DATA SUPPLIED:
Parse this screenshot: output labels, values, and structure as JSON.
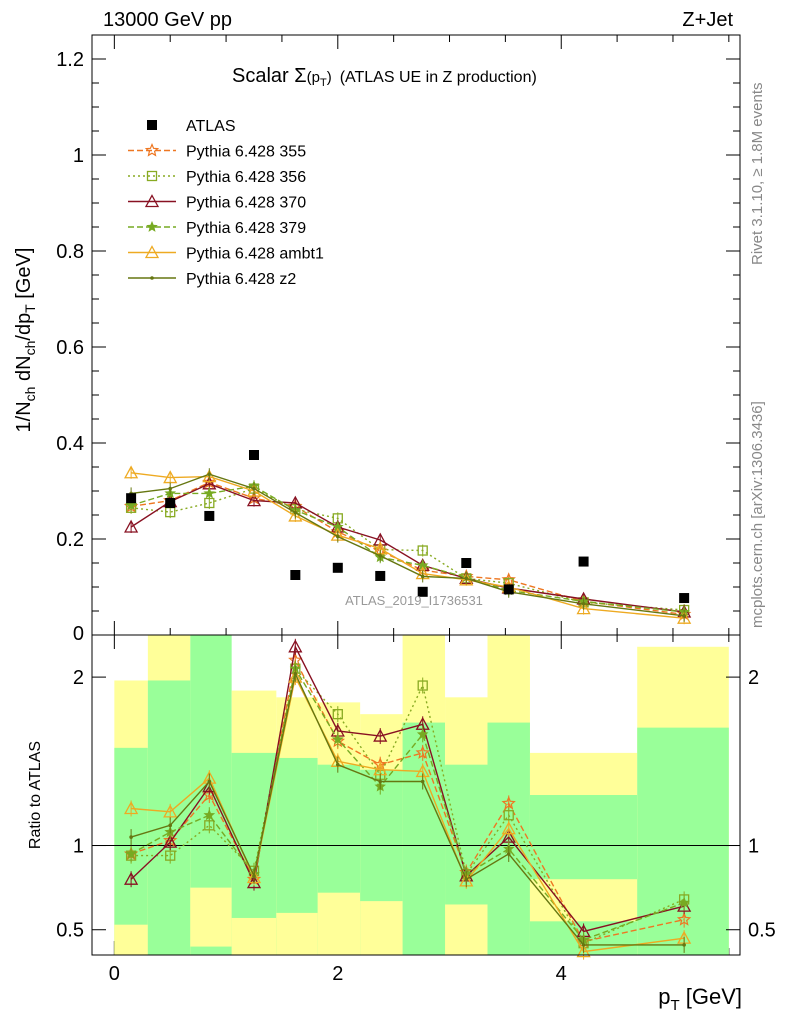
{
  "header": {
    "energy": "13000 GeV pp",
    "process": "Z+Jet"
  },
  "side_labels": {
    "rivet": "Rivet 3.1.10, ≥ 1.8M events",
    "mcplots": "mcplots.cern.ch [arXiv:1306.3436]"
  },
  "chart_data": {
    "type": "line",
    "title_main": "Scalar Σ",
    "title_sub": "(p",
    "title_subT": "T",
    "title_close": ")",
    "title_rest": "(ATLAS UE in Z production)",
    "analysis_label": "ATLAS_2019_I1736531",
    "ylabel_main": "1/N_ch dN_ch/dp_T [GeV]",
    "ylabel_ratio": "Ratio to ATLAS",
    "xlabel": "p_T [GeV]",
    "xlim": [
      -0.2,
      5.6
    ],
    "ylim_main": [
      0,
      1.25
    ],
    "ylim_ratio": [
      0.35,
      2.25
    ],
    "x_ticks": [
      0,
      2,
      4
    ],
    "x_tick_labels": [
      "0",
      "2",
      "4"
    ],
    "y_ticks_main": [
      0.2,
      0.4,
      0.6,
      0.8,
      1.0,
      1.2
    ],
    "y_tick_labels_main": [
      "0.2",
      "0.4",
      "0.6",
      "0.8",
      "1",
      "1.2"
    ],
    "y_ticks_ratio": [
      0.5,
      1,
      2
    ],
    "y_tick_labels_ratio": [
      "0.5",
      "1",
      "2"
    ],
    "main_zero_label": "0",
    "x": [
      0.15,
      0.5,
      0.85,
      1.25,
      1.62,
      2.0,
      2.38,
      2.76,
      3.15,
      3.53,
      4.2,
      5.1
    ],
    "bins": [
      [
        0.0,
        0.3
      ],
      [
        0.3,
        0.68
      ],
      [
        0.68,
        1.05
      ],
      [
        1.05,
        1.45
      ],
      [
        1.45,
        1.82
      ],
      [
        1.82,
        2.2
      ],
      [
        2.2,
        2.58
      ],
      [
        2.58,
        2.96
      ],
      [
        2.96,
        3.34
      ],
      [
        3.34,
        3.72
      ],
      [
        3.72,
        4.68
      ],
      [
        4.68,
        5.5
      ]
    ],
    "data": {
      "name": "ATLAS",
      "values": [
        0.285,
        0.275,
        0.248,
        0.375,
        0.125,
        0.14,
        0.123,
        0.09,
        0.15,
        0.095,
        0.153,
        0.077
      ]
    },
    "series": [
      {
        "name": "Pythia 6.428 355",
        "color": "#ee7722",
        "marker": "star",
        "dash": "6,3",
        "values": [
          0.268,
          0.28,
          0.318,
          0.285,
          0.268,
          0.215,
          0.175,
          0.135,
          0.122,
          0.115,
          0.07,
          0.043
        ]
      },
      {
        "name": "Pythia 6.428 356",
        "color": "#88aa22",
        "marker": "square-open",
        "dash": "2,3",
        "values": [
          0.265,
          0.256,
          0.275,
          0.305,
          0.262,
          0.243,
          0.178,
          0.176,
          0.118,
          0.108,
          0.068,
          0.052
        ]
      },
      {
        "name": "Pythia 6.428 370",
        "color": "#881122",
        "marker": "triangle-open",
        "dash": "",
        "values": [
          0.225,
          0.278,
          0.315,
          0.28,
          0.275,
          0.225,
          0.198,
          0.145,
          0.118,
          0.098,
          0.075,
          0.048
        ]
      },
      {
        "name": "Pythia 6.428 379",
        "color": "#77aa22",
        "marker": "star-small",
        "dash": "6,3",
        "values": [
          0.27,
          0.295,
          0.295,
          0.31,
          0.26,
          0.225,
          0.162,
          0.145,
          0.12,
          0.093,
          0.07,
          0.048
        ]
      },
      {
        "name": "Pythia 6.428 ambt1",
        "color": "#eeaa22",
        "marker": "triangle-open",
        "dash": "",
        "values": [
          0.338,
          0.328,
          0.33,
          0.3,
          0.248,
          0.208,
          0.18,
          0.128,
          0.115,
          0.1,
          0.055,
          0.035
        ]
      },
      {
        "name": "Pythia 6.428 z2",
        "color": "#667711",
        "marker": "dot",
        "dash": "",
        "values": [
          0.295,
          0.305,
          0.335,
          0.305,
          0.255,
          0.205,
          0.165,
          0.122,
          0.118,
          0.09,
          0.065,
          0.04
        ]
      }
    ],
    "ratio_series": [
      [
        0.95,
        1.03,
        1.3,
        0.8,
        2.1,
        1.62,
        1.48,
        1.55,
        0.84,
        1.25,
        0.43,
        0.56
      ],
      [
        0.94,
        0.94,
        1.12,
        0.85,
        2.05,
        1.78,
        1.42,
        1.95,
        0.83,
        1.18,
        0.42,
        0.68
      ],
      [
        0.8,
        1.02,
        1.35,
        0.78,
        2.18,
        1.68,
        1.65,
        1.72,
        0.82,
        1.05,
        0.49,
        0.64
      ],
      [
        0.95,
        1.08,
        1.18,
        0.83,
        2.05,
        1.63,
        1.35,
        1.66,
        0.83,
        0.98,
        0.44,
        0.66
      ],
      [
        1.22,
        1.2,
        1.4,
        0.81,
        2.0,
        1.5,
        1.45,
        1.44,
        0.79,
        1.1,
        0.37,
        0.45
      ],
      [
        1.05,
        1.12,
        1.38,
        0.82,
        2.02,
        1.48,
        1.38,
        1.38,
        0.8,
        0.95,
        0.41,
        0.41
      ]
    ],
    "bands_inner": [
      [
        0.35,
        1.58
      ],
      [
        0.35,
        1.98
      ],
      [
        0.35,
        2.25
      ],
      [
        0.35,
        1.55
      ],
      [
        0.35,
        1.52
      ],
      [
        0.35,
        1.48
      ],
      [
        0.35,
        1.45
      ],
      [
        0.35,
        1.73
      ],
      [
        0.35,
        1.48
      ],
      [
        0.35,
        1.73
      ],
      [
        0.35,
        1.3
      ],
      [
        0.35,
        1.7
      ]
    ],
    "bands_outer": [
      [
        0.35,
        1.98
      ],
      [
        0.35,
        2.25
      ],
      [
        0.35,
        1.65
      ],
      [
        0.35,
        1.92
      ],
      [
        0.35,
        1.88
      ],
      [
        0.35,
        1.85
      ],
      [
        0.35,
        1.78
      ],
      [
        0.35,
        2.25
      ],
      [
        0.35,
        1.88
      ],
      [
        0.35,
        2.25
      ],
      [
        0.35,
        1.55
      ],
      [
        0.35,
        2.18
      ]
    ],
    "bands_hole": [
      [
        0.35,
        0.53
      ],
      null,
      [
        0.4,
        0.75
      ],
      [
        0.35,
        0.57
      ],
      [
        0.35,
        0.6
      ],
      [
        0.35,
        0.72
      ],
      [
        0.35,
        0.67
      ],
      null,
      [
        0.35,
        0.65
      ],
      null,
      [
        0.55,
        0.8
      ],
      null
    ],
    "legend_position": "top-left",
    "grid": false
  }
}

DO THIS:
Leave out the pictures and print each record exactly as it stands.

FINAL ANSWER:
Parse this screenshot: output labels, values, and structure as JSON.
{
  "header": {
    "energy": "13000 GeV pp",
    "process": "Z+Jet"
  },
  "side_labels": {
    "rivet": "Rivet 3.1.10, ≥ 1.8M events",
    "mcplots": "mcplots.cern.ch [arXiv:1306.3436]"
  },
  "chart_data": {
    "type": "line",
    "title_main": "Scalar Σ",
    "title_sub": "(p",
    "title_subT": "T",
    "title_close": ")",
    "title_rest": "(ATLAS UE in Z production)",
    "analysis_label": "ATLAS_2019_I1736531",
    "ylabel_main": "1/N_ch dN_ch/dp_T [GeV]",
    "ylabel_ratio": "Ratio to ATLAS",
    "xlabel": "p_T [GeV]",
    "xlim": [
      -0.2,
      5.6
    ],
    "ylim_main": [
      0,
      1.25
    ],
    "ylim_ratio": [
      0.35,
      2.25
    ],
    "x_ticks": [
      0,
      2,
      4
    ],
    "x_tick_labels": [
      "0",
      "2",
      "4"
    ],
    "y_ticks_main": [
      0.2,
      0.4,
      0.6,
      0.8,
      1.0,
      1.2
    ],
    "y_tick_labels_main": [
      "0.2",
      "0.4",
      "0.6",
      "0.8",
      "1",
      "1.2"
    ],
    "y_ticks_ratio": [
      0.5,
      1,
      2
    ],
    "y_tick_labels_ratio": [
      "0.5",
      "1",
      "2"
    ],
    "main_zero_label": "0",
    "x": [
      0.15,
      0.5,
      0.85,
      1.25,
      1.62,
      2.0,
      2.38,
      2.76,
      3.15,
      3.53,
      4.2,
      5.1
    ],
    "bins": [
      [
        0.0,
        0.3
      ],
      [
        0.3,
        0.68
      ],
      [
        0.68,
        1.05
      ],
      [
        1.05,
        1.45
      ],
      [
        1.45,
        1.82
      ],
      [
        1.82,
        2.2
      ],
      [
        2.2,
        2.58
      ],
      [
        2.58,
        2.96
      ],
      [
        2.96,
        3.34
      ],
      [
        3.34,
        3.72
      ],
      [
        3.72,
        4.68
      ],
      [
        4.68,
        5.5
      ]
    ],
    "data": {
      "name": "ATLAS",
      "values": [
        0.285,
        0.275,
        0.248,
        0.375,
        0.125,
        0.14,
        0.123,
        0.09,
        0.15,
        0.095,
        0.153,
        0.077
      ]
    },
    "series": [
      {
        "name": "Pythia 6.428 355",
        "color": "#ee7722",
        "marker": "star",
        "dash": "6,3",
        "values": [
          0.268,
          0.28,
          0.318,
          0.285,
          0.268,
          0.215,
          0.175,
          0.135,
          0.122,
          0.115,
          0.07,
          0.043
        ]
      },
      {
        "name": "Pythia 6.428 356",
        "color": "#88aa22",
        "marker": "square-open",
        "dash": "2,3",
        "values": [
          0.265,
          0.256,
          0.275,
          0.305,
          0.262,
          0.243,
          0.178,
          0.176,
          0.118,
          0.108,
          0.068,
          0.052
        ]
      },
      {
        "name": "Pythia 6.428 370",
        "color": "#881122",
        "marker": "triangle-open",
        "dash": "",
        "values": [
          0.225,
          0.278,
          0.315,
          0.28,
          0.275,
          0.225,
          0.198,
          0.145,
          0.118,
          0.098,
          0.075,
          0.048
        ]
      },
      {
        "name": "Pythia 6.428 379",
        "color": "#77aa22",
        "marker": "star-small",
        "dash": "6,3",
        "values": [
          0.27,
          0.295,
          0.295,
          0.31,
          0.26,
          0.225,
          0.162,
          0.145,
          0.12,
          0.093,
          0.07,
          0.048
        ]
      },
      {
        "name": "Pythia 6.428 ambt1",
        "color": "#eeaa22",
        "marker": "triangle-open",
        "dash": "",
        "values": [
          0.338,
          0.328,
          0.33,
          0.3,
          0.248,
          0.208,
          0.18,
          0.128,
          0.115,
          0.1,
          0.055,
          0.035
        ]
      },
      {
        "name": "Pythia 6.428 z2",
        "color": "#667711",
        "marker": "dot",
        "dash": "",
        "values": [
          0.295,
          0.305,
          0.335,
          0.305,
          0.255,
          0.205,
          0.165,
          0.122,
          0.118,
          0.09,
          0.065,
          0.04
        ]
      }
    ],
    "ratio_series": [
      [
        0.95,
        1.03,
        1.3,
        0.8,
        2.1,
        1.62,
        1.48,
        1.55,
        0.84,
        1.25,
        0.43,
        0.56
      ],
      [
        0.94,
        0.94,
        1.12,
        0.85,
        2.05,
        1.78,
        1.42,
        1.95,
        0.83,
        1.18,
        0.42,
        0.68
      ],
      [
        0.8,
        1.02,
        1.35,
        0.78,
        2.18,
        1.68,
        1.65,
        1.72,
        0.82,
        1.05,
        0.49,
        0.64
      ],
      [
        0.95,
        1.08,
        1.18,
        0.83,
        2.05,
        1.63,
        1.35,
        1.66,
        0.83,
        0.98,
        0.44,
        0.66
      ],
      [
        1.22,
        1.2,
        1.4,
        0.81,
        2.0,
        1.5,
        1.45,
        1.44,
        0.79,
        1.1,
        0.37,
        0.45
      ],
      [
        1.05,
        1.12,
        1.38,
        0.82,
        2.02,
        1.48,
        1.38,
        1.38,
        0.8,
        0.95,
        0.41,
        0.41
      ]
    ],
    "bands_inner": [
      [
        0.35,
        1.58
      ],
      [
        0.35,
        1.98
      ],
      [
        0.35,
        2.25
      ],
      [
        0.35,
        1.55
      ],
      [
        0.35,
        1.52
      ],
      [
        0.35,
        1.48
      ],
      [
        0.35,
        1.45
      ],
      [
        0.35,
        1.73
      ],
      [
        0.35,
        1.48
      ],
      [
        0.35,
        1.73
      ],
      [
        0.35,
        1.3
      ],
      [
        0.35,
        1.7
      ]
    ],
    "bands_outer": [
      [
        0.35,
        1.98
      ],
      [
        0.35,
        2.25
      ],
      [
        0.35,
        1.65
      ],
      [
        0.35,
        1.92
      ],
      [
        0.35,
        1.88
      ],
      [
        0.35,
        1.85
      ],
      [
        0.35,
        1.78
      ],
      [
        0.35,
        2.25
      ],
      [
        0.35,
        1.88
      ],
      [
        0.35,
        2.25
      ],
      [
        0.35,
        1.55
      ],
      [
        0.35,
        2.18
      ]
    ],
    "bands_hole": [
      [
        0.35,
        0.53
      ],
      null,
      [
        0.4,
        0.75
      ],
      [
        0.35,
        0.57
      ],
      [
        0.35,
        0.6
      ],
      [
        0.35,
        0.72
      ],
      [
        0.35,
        0.67
      ],
      null,
      [
        0.35,
        0.65
      ],
      null,
      [
        0.55,
        0.8
      ],
      null
    ],
    "legend_position": "top-left",
    "grid": false
  }
}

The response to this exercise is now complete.